*What you have to do*:
Make an exact copy of all the entries, but do not reproduce the pictures.

++++++++

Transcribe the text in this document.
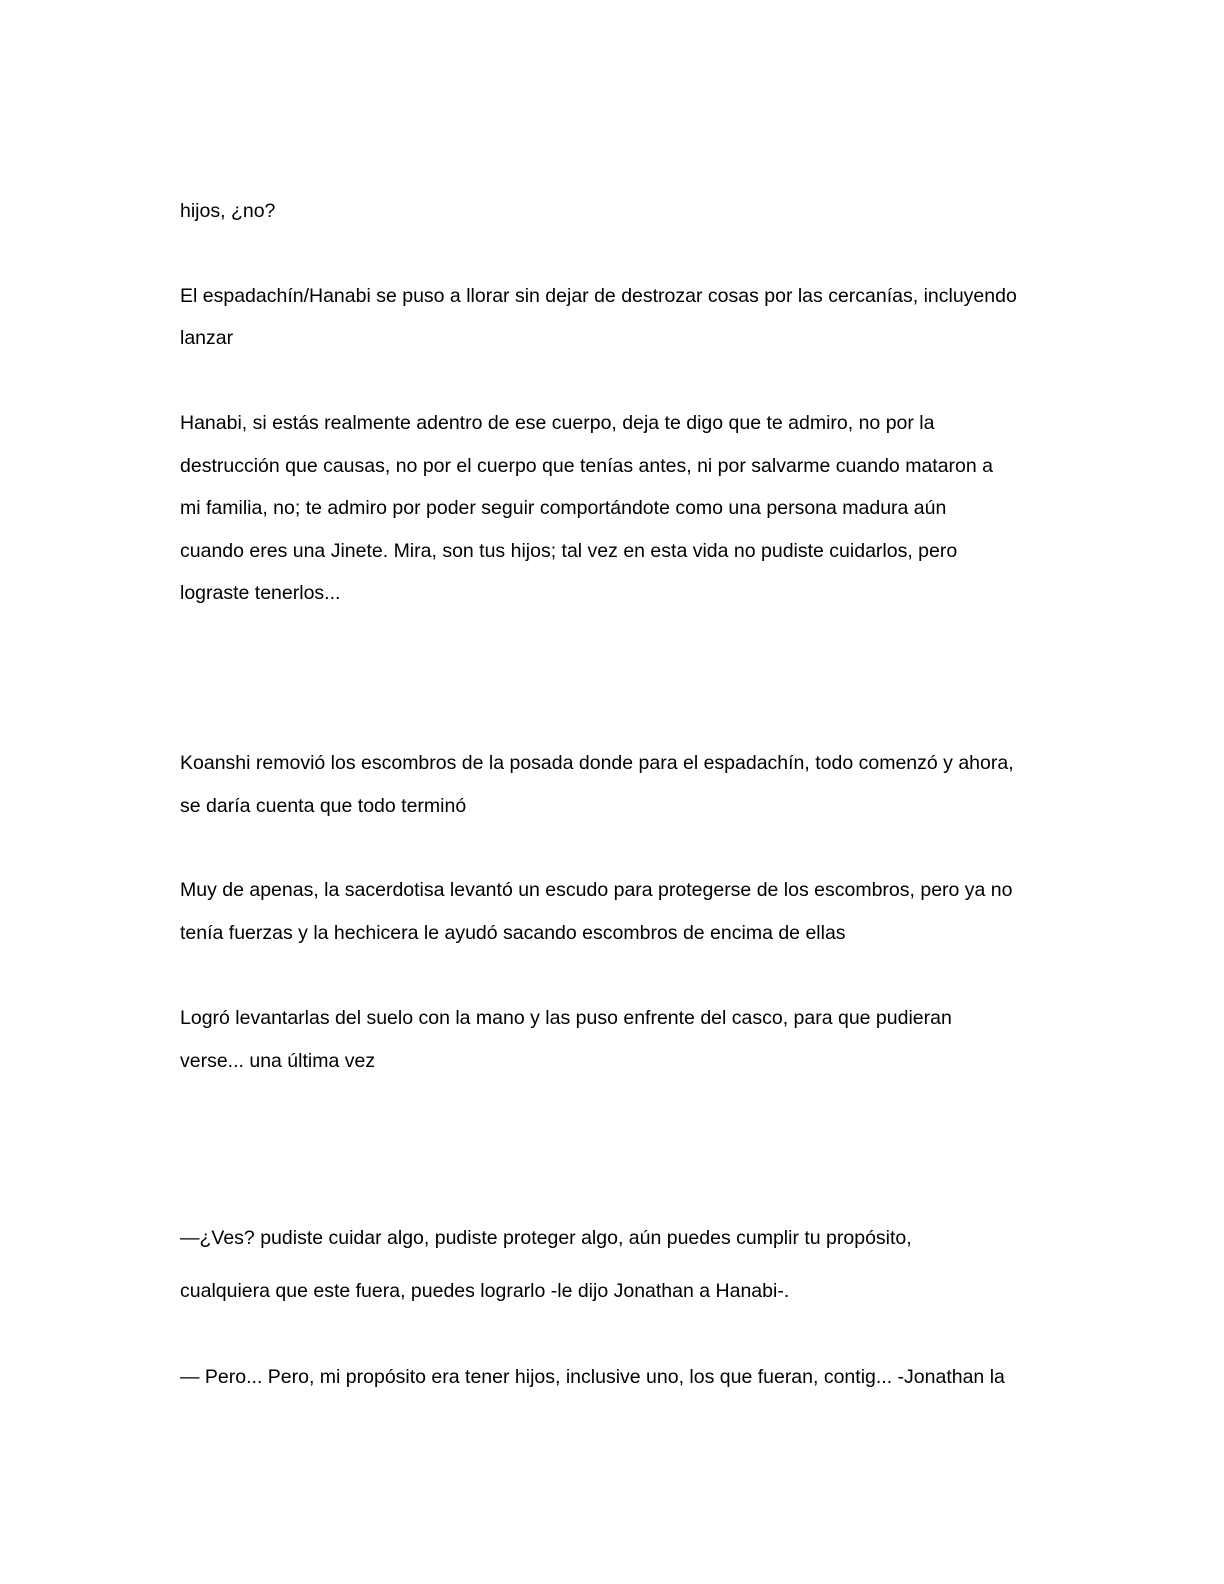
hijos, ¿no?

El espadachín/Hanabi se puso a llorar sin dejar de destrozar cosas por las cercanías, incluyendo

lanzar

Hanabi, si estás realmente adentro de ese cuerpo, deja te digo que te admiro, no por la

destrucción que causas, no por el cuerpo que tenías antes, ni por salvarme cuando mataron a

mi familia, no; te admiro por poder seguir comportándote como una persona madura aún

cuando eres una Jinete. Mira, son tus hijos; tal vez en esta vida no pudiste cuidarlos, pero

lograste tenerlos...

Koanshi removió los escombros de la posada donde para el espadachín, todo comenzó y ahora,

se daría cuenta que todo terminó

Muy de apenas, la sacerdotisa levantó un escudo para protegerse de los escombros, pero ya no

tenía fuerzas y la hechicera le ayudó sacando escombros de encima de ellas

Logró levantarlas del suelo con la mano y las puso enfrente del casco, para que pudieran

verse... una última vez

—¿Ves? pudiste cuidar algo, pudiste proteger algo, aún puedes cumplir tu propósito,

cualquiera que este fuera, puedes lograrlo -le dijo Jonathan a Hanabi-.

— Pero... Pero, mi propósito era tener hijos, inclusive uno, los que fueran, contig... -Jonathan la
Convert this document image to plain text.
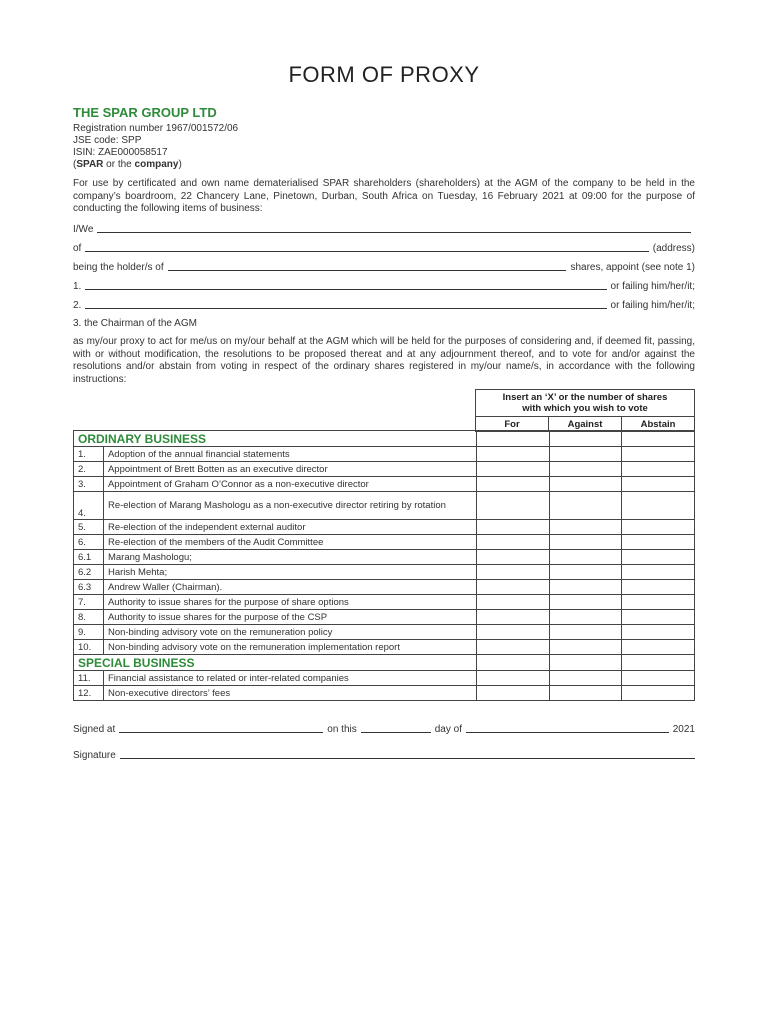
FORM OF PROXY
THE SPAR GROUP LTD
Registration number 1967/001572/06
JSE code: SPP
ISIN: ZAE000058517
(SPAR or the company)
For use by certificated and own name dematerialised SPAR shareholders (shareholders) at the AGM of the company to be held in the company’s boardroom, 22 Chancery Lane, Pinetown, Durban, South Africa on Tuesday, 16 February 2021 at 09:00 for the purpose of conducting the following items of business:
I/We
of	(address)
being the holder/s of	shares, appoint (see note 1)
1.	or failing him/her/it;
2.	or failing him/her/it;
3. the Chairman of the AGM
as my/our proxy to act for me/us on my/our behalf at the AGM which will be held for the purposes of considering and, if deemed fit, passing, with or without modification, the resolutions to be proposed thereat and at any adjournment thereof, and to vote for and/or against the resolutions and/or abstain from voting in respect of the ordinary shares registered in my/our name/s, in accordance with the following instructions:
Insert an ‘X’ or the number of shares
with which you wish to vote

For	Against	Abstain
ORDINARY BUSINESS				
1.	Adoption of the annual financial statements			
2.	Appointment of Brett Botten as an executive director			
3.	Appointment of Graham O’Connor as a non-executive director			
4.	Re-election of Marang Mashologu as a non-executive director retiring by rotation			
5.	Re-election of the independent external auditor			
6.	Re-election of the members of the Audit Committee			
6.1	Marang Mashologu;			
6.2	Harish Mehta;			
6.3	Andrew Waller (Chairman).			
7.	Authority to issue shares for the purpose of share options			
8.	Authority to issue shares for the purpose of the CSP			
9.	Non-binding advisory vote on the remuneration policy			
10.	Non-binding advisory vote on the remuneration implementation report			
SPECIAL BUSINESS				
11.	Financial assistance to related or inter-related companies			
12.	Non-executive directors’ fees			
Signed at	on this	day of	2021
Signature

++++++++

*Answer to the task*:
Transcribe the text in this document.
hijos, ¿no?

El espadachín/Hanabi se puso a llorar sin dejar de destrozar cosas por las cercanías, incluyendo

lanzar

Hanabi, si estás realmente adentro de ese cuerpo, deja te digo que te admiro, no por la

destrucción que causas, no por el cuerpo que tenías antes, ni por salvarme cuando mataron a

mi familia, no; te admiro por poder seguir comportándote como una persona madura aún

cuando eres una Jinete. Mira, son tus hijos; tal vez en esta vida no pudiste cuidarlos, pero

lograste tenerlos...

Koanshi removió los escombros de la posada donde para el espadachín, todo comenzó y ahora,

se daría cuenta que todo terminó

Muy de apenas, la sacerdotisa levantó un escudo para protegerse de los escombros, pero ya no

tenía fuerzas y la hechicera le ayudó sacando escombros de encima de ellas

Logró levantarlas del suelo con la mano y las puso enfrente del casco, para que pudieran

verse... una última vez

—¿Ves? pudiste cuidar algo, pudiste proteger algo, aún puedes cumplir tu propósito,

cualquiera que este fuera, puedes lograrlo -le dijo Jonathan a Hanabi-.

— Pero... Pero, mi propósito era tener hijos, inclusive uno, los que fueran, contig... -Jonathan la
Convert this document image to plain text.
FORM OF PROXY
THE SPAR GROUP LTD
Registration number 1967/001572/06
JSE code: SPP
ISIN: ZAE000058517
(SPAR or the company)
For use by certificated and own name dematerialised SPAR shareholders (shareholders) at the AGM of the company to be held in the company’s boardroom, 22 Chancery Lane, Pinetown, Durban, South Africa on Tuesday, 16 February 2021 at 09:00 for the purpose of conducting the following items of business:
I/We
of	(address)
being the holder/s of	shares, appoint (see note 1)
1.	or failing him/her/it;
2.	or failing him/her/it;
3. the Chairman of the AGM
as my/our proxy to act for me/us on my/our behalf at the AGM which will be held for the purposes of considering and, if deemed fit, passing, with or without modification, the resolutions to be proposed thereat and at any adjournment thereof, and to vote for and/or against the resolutions and/or abstain from voting in respect of the ordinary shares registered in my/our name/s, in accordance with the following instructions:
Insert an ‘X’ or the number of shares
with which you wish to vote

For	Against	Abstain
ORDINARY BUSINESS				
1.	Adoption of the annual financial statements			
2.	Appointment of Brett Botten as an executive director			
3.	Appointment of Graham O’Connor as a non-executive director			
4.	Re-election of Marang Mashologu as a non-executive director retiring by rotation			
5.	Re-election of the independent external auditor			
6.	Re-election of the members of the Audit Committee			
6.1	Marang Mashologu;			
6.2	Harish Mehta;			
6.3	Andrew Waller (Chairman).			
7.	Authority to issue shares for the purpose of share options			
8.	Authority to issue shares for the purpose of the CSP			
9.	Non-binding advisory vote on the remuneration policy			
10.	Non-binding advisory vote on the remuneration implementation report			
SPECIAL BUSINESS				
11.	Financial assistance to related or inter-related companies			
12.	Non-executive directors’ fees			
Signed at	on this	day of	2021
Signature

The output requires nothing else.